### Given request
From the listing below, copy every line with the word "header".

### Records provided
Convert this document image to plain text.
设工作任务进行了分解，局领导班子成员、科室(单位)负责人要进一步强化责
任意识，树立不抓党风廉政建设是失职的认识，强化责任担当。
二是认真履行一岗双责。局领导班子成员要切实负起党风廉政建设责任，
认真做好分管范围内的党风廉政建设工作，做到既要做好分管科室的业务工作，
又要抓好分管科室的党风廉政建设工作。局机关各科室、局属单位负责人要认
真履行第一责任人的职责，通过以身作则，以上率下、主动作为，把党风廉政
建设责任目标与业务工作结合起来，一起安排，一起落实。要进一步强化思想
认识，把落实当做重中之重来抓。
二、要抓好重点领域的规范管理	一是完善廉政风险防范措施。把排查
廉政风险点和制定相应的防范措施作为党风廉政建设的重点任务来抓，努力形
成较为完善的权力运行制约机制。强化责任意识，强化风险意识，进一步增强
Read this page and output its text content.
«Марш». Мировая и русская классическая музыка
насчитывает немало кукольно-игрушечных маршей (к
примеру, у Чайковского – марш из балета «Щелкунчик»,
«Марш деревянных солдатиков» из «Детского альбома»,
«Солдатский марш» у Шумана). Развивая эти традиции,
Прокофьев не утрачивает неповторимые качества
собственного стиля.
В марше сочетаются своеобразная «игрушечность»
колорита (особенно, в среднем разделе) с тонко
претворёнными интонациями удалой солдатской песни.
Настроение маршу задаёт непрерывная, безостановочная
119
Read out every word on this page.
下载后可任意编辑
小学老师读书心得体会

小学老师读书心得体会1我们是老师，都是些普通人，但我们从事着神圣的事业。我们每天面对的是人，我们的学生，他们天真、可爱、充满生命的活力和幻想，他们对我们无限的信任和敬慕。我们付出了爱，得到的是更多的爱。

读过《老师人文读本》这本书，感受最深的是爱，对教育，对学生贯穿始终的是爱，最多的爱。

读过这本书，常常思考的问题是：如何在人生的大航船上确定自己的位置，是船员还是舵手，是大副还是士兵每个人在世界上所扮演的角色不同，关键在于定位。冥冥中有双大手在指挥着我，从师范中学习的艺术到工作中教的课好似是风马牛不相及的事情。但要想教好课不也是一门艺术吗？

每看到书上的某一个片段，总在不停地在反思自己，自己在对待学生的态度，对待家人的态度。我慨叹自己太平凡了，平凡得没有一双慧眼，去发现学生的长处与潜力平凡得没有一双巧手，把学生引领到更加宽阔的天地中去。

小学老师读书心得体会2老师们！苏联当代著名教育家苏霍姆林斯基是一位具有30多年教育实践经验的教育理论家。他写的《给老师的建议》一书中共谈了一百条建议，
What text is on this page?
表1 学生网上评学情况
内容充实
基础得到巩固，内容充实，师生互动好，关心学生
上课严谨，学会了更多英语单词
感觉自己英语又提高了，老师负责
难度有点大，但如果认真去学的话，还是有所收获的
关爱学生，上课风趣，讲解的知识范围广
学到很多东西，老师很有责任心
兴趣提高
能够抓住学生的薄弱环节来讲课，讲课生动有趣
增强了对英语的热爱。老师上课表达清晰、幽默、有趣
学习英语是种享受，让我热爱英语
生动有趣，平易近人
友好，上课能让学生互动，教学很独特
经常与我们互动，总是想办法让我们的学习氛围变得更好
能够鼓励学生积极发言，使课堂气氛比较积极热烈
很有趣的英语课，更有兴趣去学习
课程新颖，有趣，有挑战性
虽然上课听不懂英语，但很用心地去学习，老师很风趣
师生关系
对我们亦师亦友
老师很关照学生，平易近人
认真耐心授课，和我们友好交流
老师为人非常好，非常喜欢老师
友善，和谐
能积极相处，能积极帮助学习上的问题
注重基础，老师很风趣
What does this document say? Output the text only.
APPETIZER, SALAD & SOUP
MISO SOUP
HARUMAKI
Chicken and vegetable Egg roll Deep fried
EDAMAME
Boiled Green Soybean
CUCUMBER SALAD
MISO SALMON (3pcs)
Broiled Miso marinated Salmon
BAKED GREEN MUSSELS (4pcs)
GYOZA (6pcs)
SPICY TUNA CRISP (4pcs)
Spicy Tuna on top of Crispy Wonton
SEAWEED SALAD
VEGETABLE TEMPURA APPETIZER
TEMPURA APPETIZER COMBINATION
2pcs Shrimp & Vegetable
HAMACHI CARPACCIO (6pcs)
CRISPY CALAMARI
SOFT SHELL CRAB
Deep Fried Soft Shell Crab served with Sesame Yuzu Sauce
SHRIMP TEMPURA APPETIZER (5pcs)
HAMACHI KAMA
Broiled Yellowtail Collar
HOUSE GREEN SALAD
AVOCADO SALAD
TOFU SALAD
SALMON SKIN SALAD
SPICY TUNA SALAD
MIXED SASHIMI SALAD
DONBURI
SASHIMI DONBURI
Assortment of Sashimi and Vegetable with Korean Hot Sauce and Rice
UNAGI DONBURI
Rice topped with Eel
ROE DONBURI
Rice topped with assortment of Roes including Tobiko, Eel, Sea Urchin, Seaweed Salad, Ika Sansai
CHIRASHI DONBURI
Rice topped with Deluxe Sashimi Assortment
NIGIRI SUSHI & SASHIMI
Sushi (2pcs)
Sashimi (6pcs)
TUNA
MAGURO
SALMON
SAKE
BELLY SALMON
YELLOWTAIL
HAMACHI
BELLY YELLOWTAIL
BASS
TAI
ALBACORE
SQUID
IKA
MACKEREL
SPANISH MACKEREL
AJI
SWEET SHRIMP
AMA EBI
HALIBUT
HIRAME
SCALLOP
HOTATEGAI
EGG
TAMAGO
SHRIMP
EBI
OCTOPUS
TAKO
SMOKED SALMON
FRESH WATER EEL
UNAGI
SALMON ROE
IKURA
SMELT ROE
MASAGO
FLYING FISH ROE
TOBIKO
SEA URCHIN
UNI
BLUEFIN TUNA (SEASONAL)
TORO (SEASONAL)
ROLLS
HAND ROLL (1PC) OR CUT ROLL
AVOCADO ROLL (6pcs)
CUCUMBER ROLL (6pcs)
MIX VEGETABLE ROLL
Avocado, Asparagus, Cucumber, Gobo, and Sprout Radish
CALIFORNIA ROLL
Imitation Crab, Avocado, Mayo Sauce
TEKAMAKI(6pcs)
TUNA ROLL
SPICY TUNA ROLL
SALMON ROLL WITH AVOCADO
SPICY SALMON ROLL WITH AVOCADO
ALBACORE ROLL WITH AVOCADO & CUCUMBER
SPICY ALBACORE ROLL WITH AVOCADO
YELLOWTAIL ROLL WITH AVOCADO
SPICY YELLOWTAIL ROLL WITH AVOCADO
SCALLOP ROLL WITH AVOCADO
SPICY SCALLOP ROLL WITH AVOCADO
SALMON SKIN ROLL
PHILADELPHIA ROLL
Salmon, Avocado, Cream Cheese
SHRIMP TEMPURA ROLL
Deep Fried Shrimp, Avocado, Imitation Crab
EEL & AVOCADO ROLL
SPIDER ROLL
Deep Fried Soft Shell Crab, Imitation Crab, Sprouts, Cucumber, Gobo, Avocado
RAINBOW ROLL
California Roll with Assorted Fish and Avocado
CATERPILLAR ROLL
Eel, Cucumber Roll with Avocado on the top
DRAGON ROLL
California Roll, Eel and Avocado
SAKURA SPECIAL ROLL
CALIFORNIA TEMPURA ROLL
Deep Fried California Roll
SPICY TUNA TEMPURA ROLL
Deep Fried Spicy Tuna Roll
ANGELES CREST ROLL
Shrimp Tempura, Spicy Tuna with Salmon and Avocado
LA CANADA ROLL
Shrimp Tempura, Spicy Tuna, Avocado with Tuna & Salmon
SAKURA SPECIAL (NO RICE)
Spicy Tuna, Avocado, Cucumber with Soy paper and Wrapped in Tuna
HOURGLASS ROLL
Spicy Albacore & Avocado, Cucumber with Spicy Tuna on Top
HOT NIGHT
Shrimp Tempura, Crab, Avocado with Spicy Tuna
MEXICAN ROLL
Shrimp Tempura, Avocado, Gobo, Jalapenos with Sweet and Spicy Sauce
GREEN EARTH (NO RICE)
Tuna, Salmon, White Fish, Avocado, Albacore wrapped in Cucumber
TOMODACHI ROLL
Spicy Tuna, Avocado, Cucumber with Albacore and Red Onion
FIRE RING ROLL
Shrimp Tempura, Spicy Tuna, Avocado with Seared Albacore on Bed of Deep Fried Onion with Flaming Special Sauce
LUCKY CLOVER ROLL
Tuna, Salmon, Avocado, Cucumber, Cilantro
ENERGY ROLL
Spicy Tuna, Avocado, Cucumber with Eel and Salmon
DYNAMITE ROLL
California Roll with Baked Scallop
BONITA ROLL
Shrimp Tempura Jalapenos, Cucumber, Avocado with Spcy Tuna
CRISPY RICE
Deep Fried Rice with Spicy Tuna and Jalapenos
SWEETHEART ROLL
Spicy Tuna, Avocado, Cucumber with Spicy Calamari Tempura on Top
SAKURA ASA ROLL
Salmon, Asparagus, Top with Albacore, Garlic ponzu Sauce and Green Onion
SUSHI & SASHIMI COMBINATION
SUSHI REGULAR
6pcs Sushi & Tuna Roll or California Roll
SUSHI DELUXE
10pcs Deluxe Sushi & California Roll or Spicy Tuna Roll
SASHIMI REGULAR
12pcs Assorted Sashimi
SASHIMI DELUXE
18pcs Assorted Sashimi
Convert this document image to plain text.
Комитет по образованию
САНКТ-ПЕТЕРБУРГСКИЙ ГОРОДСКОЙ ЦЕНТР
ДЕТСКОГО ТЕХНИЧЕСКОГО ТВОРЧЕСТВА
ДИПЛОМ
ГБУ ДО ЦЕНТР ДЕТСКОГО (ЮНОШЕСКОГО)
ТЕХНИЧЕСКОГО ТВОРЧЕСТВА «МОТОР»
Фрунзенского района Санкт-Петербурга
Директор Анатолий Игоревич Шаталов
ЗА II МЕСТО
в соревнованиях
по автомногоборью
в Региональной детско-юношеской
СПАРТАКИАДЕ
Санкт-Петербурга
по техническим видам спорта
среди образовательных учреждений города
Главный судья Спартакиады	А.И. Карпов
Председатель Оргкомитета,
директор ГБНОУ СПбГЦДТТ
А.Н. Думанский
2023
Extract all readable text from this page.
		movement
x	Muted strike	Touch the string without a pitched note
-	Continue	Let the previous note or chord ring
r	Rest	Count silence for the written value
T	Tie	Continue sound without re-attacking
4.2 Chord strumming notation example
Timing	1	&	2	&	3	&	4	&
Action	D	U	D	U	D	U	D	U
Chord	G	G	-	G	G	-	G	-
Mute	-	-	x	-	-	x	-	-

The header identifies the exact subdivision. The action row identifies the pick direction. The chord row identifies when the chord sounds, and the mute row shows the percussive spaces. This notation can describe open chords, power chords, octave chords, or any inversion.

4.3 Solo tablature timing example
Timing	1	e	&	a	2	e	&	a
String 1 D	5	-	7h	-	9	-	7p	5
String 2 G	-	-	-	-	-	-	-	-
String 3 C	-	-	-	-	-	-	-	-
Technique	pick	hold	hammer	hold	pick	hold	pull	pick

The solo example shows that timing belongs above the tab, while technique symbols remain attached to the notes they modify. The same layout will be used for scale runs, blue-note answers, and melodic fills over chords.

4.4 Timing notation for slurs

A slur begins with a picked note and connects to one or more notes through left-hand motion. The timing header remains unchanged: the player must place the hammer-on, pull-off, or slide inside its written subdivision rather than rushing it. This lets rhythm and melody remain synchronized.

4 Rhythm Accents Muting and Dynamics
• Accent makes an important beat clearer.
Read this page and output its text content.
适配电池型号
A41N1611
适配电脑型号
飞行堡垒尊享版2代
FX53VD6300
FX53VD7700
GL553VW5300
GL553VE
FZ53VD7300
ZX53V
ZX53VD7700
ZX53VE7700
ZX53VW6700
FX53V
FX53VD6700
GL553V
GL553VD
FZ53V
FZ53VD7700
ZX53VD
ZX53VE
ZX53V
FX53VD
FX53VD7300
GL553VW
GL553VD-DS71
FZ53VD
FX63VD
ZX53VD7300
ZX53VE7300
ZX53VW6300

### Exercise solution
The header identifies the exact subdivision. The action row identifies the pick direction. The chord row identifies when the chord sounds, and the mute row shows the percussive spaces. This notation can describe open chords, power chords, octave chords, or any inversion.
A slur begins with a picked note and connects to one or more notes through left-hand motion. The timing header remains unchanged: the player must place the hammer-on, pull-off, or slide inside its written subdivision rather than rushing it. This lets rhythm and melody remain synchronized.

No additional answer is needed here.